### PERINTAH LATIHAN
1. Tentukan apakah setiap pernyataan berikut sesuai dengan teks tentang RA Kartini. Jawab ya atau tidak, lalu kutip kata-kata teks yang menentukannya.
(a) Kartini adalah anak kelima dari sebelas bersaudara kandung dan tiri.
(b) Kartini boleh bersekolah di ELS sampai berusia 15 tahun.
(c) Ibu Kartini adalah istri utama ayahnya.
2. Jawablah pertanyaan berikut berdasarkan teks tentang RA Kartini.
(a) Siapa nama ibu Kartini?
(b) Di mana ayah Kartini semula menjabat sebagai wedana?
(c) Pada usia berapa kakek Kartini diangkat menjadi bupati?

### TEKS KUTIPAN
————————

RA Kartini
dan Kyai Sholeh Darat,
Sejarah Bangsa yang Digelapkan Orientalis Belanda
“Selama ini Al-Fatihah gelap bagi saya. Saya tak
mengerti sedikitpun maknanya. Tetapi sejak hari ini ia menjadi
terang-benderang sampai kepada makna tersiratnya, sebab Romo Kyai telah
menerangkannya dalam bahasa Jawa yang saya pahami.”.
Salah satu murid Mbah Kyai Sholeh Darat yang terkenal, tetapi
bukan dari kalangan ulama adalah Raden Ajeng Kartini. Karena RA Kartini inilah
Mbah Sholeh Darat menjadi pelopor penerjemahan Al-Qur’an ke Bahasa Jawa.
Menurut catatan cucu Kyai Sholeh Darat (Hj. Fadhilah Sholeh), RA Kartini pernah
punya pengalaman tidak menyenangkan saat mempelajari Islam. Guru ngajinya
memarahinya karena dia bertanya tentang arti sebuah ayat Qur’an.
Biografi
Raden Adjeng Kartini adalah seseorang dari kalangan priyayi atau kelas bangsawan Jawa, putri Raden
Mas Adipati Ario Sosroningrat, bupati Jepara. Ia adalah putri dari istri pertama, tetapi bukan istri utama.
Ibunya bernama M.A. Ngasirah, putri dari Nyai Haji Siti Aminah
dan Kyai Haji Madirono, seorang guru agama di Telukawur, Jepara. Dari sisi
ayahnya, silsilah Kartini dapat dilacak hinggaHamengkubuwana VI. Ayah Kartini
pada mulanya adalah seorang wedana di Mayong. Peraturan kolonial
waktu itu mengharuskan seorang bupati beristerikan seorang bangsawan.
Karena M.A. Ngasirah bukanlah bangsawan tinggi, maka ayahnya menikah lagi
dengan Raden Adjeng Woerjan (Moerjam), keturunan langsung Raja Madura. Setelah
perkawinan itu, maka ayah Kartini diangkat menjadi bupati di Jepara
menggantikan kedudukan ayah kandung R.A. Woerjan, R.A.A. Tjitrowikromo.
Kartini adalah anak ke-5 dari 11 bersaudara kandung dan tiri.
Dari kesemua saudara sekandung, Kartini adalah anak perempuan tertua. Kakeknya,
Pangeran Ario Tjondronegoro IV, diangkat bupati dalam usia 25 tahun. Kakak
Kartini, Sosrokartono, adalah seorang yang pintar dalam bidang bahasa.
Sampai usia 12 tahun, Kartini diperbolehkan bersekolah di ELS (Europese
Lagere School). Di sini antara lain Kartini belajar bahasa Belanda.
Tetapi setelah usia 12 tahun, ia harus tinggal di rumah karena sudah bisa
dipingit.

————————

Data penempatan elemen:
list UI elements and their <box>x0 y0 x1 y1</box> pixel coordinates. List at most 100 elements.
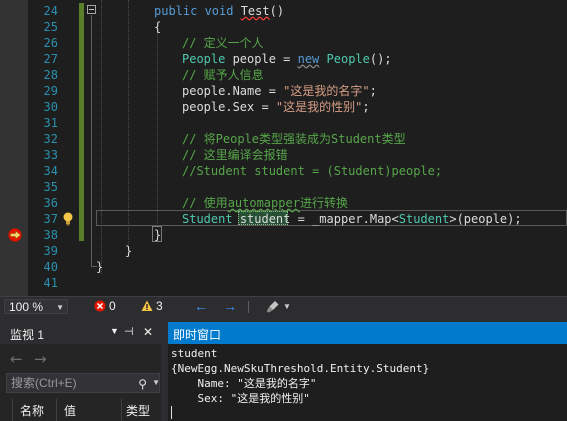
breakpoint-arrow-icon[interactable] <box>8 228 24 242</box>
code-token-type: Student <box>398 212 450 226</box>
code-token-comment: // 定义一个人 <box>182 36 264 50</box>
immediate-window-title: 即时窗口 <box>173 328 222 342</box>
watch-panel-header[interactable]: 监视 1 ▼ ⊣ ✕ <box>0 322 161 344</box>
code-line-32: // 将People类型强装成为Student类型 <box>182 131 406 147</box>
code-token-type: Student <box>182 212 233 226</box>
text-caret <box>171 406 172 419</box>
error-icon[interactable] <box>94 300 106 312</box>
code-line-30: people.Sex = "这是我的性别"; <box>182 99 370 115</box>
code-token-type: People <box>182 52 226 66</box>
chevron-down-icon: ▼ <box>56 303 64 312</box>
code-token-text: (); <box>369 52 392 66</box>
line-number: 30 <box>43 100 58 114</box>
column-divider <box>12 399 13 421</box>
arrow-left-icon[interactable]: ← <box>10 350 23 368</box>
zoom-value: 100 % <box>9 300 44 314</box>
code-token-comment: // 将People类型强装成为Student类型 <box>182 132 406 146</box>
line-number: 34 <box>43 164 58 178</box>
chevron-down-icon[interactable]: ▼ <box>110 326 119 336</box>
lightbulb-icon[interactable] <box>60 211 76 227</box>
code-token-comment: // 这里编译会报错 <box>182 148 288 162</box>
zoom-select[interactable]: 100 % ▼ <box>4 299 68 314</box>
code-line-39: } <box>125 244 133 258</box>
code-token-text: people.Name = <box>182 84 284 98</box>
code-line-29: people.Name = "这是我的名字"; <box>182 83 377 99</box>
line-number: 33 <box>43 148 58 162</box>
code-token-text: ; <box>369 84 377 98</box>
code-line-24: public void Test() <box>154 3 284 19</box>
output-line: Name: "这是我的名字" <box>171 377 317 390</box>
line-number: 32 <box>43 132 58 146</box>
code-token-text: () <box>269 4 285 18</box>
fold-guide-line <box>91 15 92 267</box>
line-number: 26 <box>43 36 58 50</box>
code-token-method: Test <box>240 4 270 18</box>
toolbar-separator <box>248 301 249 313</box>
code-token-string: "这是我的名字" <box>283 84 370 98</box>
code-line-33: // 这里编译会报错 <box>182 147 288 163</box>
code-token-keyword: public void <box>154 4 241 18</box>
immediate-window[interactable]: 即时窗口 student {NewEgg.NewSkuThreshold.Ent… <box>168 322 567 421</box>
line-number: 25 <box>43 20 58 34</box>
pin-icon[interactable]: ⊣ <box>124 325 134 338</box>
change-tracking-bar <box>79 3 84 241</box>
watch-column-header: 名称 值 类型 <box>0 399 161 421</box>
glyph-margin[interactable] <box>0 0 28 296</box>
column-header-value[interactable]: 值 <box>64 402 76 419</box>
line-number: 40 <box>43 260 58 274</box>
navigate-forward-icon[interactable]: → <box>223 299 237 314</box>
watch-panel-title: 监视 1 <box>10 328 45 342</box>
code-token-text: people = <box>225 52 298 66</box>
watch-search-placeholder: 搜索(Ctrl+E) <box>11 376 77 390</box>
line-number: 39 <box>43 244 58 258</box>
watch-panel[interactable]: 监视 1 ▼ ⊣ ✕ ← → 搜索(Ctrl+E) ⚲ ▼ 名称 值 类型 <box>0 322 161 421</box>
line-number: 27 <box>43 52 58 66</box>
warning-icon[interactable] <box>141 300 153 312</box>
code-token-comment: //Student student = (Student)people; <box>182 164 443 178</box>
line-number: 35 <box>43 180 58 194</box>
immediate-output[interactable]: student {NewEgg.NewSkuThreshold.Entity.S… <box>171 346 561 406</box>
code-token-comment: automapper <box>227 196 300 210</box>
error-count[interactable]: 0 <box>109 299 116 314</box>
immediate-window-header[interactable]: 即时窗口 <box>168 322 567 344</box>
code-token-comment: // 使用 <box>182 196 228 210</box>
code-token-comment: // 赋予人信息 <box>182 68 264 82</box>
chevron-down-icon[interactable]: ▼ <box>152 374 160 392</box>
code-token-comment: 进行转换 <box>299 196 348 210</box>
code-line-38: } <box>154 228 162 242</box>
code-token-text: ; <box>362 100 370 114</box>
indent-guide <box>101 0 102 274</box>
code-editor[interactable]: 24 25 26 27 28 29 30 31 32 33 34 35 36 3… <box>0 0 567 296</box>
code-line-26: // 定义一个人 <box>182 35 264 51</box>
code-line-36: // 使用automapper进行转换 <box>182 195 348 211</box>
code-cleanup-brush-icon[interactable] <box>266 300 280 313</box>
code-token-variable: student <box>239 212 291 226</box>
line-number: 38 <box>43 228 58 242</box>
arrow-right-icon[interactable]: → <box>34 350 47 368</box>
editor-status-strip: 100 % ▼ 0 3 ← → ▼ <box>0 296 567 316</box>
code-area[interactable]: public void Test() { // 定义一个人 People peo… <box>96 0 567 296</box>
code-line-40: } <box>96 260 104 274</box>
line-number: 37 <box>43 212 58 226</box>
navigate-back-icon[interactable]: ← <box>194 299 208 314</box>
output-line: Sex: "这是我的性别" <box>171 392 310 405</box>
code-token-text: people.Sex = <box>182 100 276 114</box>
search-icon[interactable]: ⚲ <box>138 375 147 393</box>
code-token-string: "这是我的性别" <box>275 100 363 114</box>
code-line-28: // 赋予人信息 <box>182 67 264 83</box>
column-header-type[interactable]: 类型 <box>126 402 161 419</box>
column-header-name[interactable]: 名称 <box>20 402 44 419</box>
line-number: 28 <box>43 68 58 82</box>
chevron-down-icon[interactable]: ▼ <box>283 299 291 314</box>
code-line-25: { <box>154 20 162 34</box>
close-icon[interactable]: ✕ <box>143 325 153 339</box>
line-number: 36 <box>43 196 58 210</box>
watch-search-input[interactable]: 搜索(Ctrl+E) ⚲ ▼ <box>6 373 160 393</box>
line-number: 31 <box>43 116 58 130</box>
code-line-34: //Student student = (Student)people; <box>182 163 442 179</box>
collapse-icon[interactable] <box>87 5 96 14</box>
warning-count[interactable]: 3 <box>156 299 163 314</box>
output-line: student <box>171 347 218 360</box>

————————

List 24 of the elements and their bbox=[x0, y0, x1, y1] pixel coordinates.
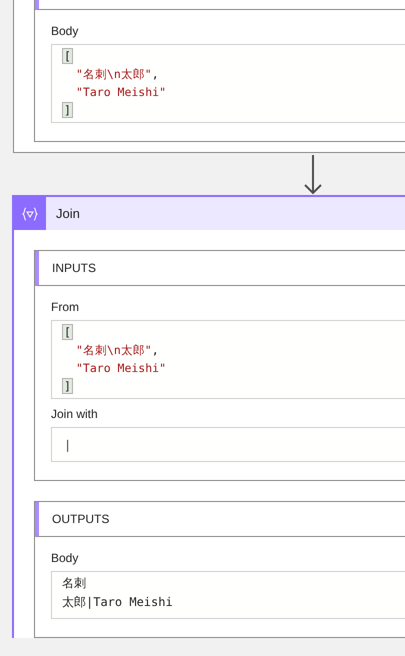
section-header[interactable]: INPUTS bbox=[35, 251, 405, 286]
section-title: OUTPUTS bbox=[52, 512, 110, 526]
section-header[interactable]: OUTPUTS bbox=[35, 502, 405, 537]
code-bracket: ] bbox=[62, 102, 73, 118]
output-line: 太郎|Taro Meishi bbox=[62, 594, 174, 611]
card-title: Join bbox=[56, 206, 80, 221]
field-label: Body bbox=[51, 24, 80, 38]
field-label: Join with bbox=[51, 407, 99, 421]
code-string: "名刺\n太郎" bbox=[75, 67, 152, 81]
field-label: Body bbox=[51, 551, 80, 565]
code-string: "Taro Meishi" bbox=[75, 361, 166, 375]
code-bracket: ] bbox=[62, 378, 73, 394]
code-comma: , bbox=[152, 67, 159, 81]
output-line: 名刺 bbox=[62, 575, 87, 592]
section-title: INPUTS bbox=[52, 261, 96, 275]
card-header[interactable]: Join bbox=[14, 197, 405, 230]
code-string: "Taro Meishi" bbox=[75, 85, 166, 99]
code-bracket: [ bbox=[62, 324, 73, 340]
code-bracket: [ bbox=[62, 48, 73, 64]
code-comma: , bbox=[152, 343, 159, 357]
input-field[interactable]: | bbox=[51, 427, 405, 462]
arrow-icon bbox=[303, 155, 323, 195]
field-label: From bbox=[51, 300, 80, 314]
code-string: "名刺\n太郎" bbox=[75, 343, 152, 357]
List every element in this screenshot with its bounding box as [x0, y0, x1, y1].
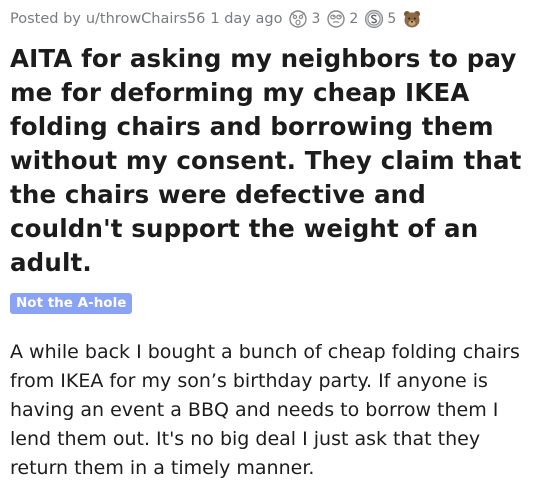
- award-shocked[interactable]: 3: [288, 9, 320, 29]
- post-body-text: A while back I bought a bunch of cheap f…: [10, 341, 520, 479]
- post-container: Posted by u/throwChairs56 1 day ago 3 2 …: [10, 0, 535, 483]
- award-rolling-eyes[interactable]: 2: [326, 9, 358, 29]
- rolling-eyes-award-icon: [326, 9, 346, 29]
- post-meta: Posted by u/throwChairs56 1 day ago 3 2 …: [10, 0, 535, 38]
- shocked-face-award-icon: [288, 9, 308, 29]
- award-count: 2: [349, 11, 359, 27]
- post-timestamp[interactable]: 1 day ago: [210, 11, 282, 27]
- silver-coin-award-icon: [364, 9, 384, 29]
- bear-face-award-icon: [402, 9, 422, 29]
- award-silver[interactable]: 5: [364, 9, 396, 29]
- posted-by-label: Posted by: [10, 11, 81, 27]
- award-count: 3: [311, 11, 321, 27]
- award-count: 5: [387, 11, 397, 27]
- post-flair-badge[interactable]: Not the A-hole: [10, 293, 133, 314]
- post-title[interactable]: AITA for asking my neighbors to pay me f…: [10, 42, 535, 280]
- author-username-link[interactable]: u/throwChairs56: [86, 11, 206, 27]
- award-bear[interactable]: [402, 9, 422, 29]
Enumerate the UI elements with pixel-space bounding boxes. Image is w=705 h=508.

————————

### HASIL PENGERJAAN
1.
(a) Ya: "Kartini adalah anak ke-5 dari 11 bersaudara kandung dan tiri."
(b) Tidak: "Sampai usia 12 tahun, Kartini diperbolehkan bersekolah di ELS"
(c) Tidak: "Ia adalah putri dari istri pertama, tetapi bukan istri utama."

2.
(a) M.A. Ngasirah
(b) Di Mayong
(c) 25 tahun